* What is being asked *
Retype every entry in its entirety, without alteration.

* Provided information *
>> begin
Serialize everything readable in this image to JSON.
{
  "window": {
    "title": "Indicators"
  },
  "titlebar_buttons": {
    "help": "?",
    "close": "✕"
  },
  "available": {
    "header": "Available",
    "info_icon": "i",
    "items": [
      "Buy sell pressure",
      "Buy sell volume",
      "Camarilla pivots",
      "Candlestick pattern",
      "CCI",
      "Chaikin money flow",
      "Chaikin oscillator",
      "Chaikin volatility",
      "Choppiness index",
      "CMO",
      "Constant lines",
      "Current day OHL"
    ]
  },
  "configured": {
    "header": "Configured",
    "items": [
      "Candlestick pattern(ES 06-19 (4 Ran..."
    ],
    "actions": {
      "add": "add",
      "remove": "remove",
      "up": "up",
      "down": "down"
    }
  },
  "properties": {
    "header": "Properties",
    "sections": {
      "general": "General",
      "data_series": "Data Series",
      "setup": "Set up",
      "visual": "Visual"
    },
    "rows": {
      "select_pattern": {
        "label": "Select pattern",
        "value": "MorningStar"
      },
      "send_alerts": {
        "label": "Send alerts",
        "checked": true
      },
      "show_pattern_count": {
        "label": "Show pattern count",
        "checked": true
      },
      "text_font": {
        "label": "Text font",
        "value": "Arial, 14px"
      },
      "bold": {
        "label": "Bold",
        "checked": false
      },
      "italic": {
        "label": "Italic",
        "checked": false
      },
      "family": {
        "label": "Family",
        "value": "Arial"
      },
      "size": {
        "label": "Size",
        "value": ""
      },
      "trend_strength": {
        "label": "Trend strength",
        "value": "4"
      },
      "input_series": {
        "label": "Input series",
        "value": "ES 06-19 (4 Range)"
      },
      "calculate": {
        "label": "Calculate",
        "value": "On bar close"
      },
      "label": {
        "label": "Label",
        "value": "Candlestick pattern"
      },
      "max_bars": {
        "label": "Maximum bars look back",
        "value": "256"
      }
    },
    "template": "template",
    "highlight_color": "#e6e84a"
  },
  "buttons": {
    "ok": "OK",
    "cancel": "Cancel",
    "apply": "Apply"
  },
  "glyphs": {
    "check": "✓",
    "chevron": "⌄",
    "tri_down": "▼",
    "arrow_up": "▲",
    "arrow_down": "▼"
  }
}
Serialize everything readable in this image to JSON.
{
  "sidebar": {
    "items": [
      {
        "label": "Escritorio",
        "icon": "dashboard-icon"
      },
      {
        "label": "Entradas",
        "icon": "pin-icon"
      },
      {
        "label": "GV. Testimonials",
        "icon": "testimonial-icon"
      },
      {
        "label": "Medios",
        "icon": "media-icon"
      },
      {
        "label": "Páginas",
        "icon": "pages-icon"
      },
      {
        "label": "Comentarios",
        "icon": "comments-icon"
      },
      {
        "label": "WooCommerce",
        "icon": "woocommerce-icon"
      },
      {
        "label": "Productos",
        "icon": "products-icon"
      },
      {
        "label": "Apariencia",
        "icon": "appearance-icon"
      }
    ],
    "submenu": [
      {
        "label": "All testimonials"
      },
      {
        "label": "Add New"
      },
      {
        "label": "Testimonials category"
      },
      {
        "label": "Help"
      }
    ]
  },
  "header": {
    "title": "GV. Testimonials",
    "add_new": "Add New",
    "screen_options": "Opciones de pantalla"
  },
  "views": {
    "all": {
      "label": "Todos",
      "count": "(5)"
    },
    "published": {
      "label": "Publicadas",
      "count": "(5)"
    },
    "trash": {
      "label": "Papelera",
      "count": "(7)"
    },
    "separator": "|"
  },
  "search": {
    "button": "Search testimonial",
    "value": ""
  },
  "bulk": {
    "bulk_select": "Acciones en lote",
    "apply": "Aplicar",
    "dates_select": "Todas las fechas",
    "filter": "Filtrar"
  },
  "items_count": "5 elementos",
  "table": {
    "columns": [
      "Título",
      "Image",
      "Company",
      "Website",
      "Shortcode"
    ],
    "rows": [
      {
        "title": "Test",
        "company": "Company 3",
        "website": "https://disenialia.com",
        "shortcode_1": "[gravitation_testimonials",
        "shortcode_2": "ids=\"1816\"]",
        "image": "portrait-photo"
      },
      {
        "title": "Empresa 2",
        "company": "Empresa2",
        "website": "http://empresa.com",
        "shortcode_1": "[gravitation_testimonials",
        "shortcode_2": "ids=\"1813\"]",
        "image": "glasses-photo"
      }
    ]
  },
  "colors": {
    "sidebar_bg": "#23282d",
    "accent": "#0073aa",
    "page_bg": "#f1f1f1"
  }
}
>> end
* Result of the exercise *
Serialize everything readable in this image to JSON.
{
  "window": {
    "title": "Indicators"
  },
  "titlebar_buttons": {
    "help": "?",
    "close": "✕"
  },
  "available": {
    "header": "Available",
    "info_icon": "i",
    "items": [
      "Buy sell pressure",
      "Buy sell volume",
      "Camarilla pivots",
      "Candlestick pattern",
      "CCI",
      "Chaikin money flow",
      "Chaikin oscillator",
      "Chaikin volatility",
      "Choppiness index",
      "CMO",
      "Constant lines",
      "Current day OHL"
    ]
  },
  "configured": {
    "header": "Configured",
    "items": [
      "Candlestick pattern(ES 06-19 (4 Ran..."
    ],
    "actions": {
      "add": "add",
      "remove": "remove",
      "up": "up",
      "down": "down"
    }
  },
  "properties": {
    "header": "Properties",
    "sections": {
      "general": "General",
      "data_series": "Data Series",
      "setup": "Set up",
      "visual": "Visual"
    },
    "rows": {
      "select_pattern": {
        "label": "Select pattern",
        "value": "MorningStar"
      },
      "send_alerts": {
        "label": "Send alerts",
        "checked": true
      },
      "show_pattern_count": {
        "label": "Show pattern count",
        "checked": true
      },
      "text_font": {
        "label": "Text font",
        "value": "Arial, 14px"
      },
      "bold": {
        "label": "Bold",
        "checked": false
      },
      "italic": {
        "label": "Italic",
        "checked": false
      },
      "family": {
        "label": "Family",
        "value": "Arial"
      },
      "size": {
        "label": "Size",
        "value": ""
      },
      "trend_strength": {
        "label": "Trend strength",
        "value": "4"
      },
      "input_series": {
        "label": "Input series",
        "value": "ES 06-19 (4 Range)"
      },
      "calculate": {
        "label": "Calculate",
        "value": "On bar close"
      },
      "label": {
        "label": "Label",
        "value": "Candlestick pattern"
      },
      "max_bars": {
        "label": "Maximum bars look back",
        "value": "256"
      }
    },
    "template": "template",
    "highlight_color": "#e6e84a"
  },
  "buttons": {
    "ok": "OK",
    "cancel": "Cancel",
    "apply": "Apply"
  },
  "glyphs": {
    "check": "✓",
    "chevron": "⌄",
    "tri_down": "▼",
    "arrow_up": "▲",
    "arrow_down": "▼"
  }
}
Serialize everything readable in this image to JSON.
{
  "sidebar": {
    "items": [
      {
        "label": "Escritorio",
        "icon": "dashboard-icon"
      },
      {
        "label": "Entradas",
        "icon": "pin-icon"
      },
      {
        "label": "GV. Testimonials",
        "icon": "testimonial-icon"
      },
      {
        "label": "Medios",
        "icon": "media-icon"
      },
      {
        "label": "Páginas",
        "icon": "pages-icon"
      },
      {
        "label": "Comentarios",
        "icon": "comments-icon"
      },
      {
        "label": "WooCommerce",
        "icon": "woocommerce-icon"
      },
      {
        "label": "Productos",
        "icon": "products-icon"
      },
      {
        "label": "Apariencia",
        "icon": "appearance-icon"
      }
    ],
    "submenu": [
      {
        "label": "All testimonials"
      },
      {
        "label": "Add New"
      },
      {
        "label": "Testimonials category"
      },
      {
        "label": "Help"
      }
    ]
  },
  "header": {
    "title": "GV. Testimonials",
    "add_new": "Add New",
    "screen_options": "Opciones de pantalla"
  },
  "views": {
    "all": {
      "label": "Todos",
      "count": "(5)"
    },
    "published": {
      "label": "Publicadas",
      "count": "(5)"
    },
    "trash": {
      "label": "Papelera",
      "count": "(7)"
    },
    "separator": "|"
  },
  "search": {
    "button": "Search testimonial",
    "value": ""
  },
  "bulk": {
    "bulk_select": "Acciones en lote",
    "apply": "Aplicar",
    "dates_select": "Todas las fechas",
    "filter": "Filtrar"
  },
  "items_count": "5 elementos",
  "table": {
    "columns": [
      "Título",
      "Image",
      "Company",
      "Website",
      "Shortcode"
    ],
    "rows": [
      {
        "title": "Test",
        "company": "Company 3",
        "website": "https://disenialia.com",
        "shortcode_1": "[gravitation_testimonials",
        "shortcode_2": "ids=\"1816\"]",
        "image": "portrait-photo"
      },
      {
        "title": "Empresa 2",
        "company": "Empresa2",
        "website": "http://empresa.com",
        "shortcode_1": "[gravitation_testimonials",
        "shortcode_2": "ids=\"1813\"]",
        "image": "glasses-photo"
      }
    ]
  },
  "colors": {
    "sidebar_bg": "#23282d",
    "accent": "#0073aa",
    "page_bg": "#f1f1f1"
  }
}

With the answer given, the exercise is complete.